** RECORDS FOR THE EXERCISE follows **

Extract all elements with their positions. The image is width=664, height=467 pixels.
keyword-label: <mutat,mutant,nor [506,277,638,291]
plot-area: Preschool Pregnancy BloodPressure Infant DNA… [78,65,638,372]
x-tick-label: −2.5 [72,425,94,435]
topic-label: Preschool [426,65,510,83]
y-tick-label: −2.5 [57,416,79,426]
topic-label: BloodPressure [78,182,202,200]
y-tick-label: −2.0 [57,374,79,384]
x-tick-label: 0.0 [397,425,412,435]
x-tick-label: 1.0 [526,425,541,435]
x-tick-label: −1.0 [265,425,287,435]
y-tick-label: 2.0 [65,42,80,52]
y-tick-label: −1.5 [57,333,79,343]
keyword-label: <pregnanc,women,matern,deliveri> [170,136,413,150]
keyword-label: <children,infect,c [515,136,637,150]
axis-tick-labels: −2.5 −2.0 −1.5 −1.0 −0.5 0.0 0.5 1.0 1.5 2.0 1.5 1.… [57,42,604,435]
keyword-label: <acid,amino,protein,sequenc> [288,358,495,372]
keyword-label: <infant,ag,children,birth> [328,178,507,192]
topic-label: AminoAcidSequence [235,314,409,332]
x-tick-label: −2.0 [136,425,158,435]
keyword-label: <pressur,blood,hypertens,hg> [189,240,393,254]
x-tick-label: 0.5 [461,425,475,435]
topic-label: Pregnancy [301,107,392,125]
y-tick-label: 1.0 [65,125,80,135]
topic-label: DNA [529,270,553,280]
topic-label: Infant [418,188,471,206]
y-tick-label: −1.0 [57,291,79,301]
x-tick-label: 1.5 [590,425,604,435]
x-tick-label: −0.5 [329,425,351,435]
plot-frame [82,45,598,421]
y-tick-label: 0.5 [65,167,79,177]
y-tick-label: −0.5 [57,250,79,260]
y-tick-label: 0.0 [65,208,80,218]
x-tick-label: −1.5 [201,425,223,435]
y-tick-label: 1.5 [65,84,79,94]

** End of RECORDS FOR THE EXERCISE **

__TASK DETAILS__
List all lines above in which the string "topic" appears.

__RESPONSE AREA__
topic-label: Preschool [426,65,510,83]
topic-label: BloodPressure [78,182,202,200]
topic-label: AminoAcidSequence [235,314,409,332]
topic-label: Pregnancy [301,107,392,125]
topic-label: DNA [529,270,553,280]
topic-label: Infant [418,188,471,206]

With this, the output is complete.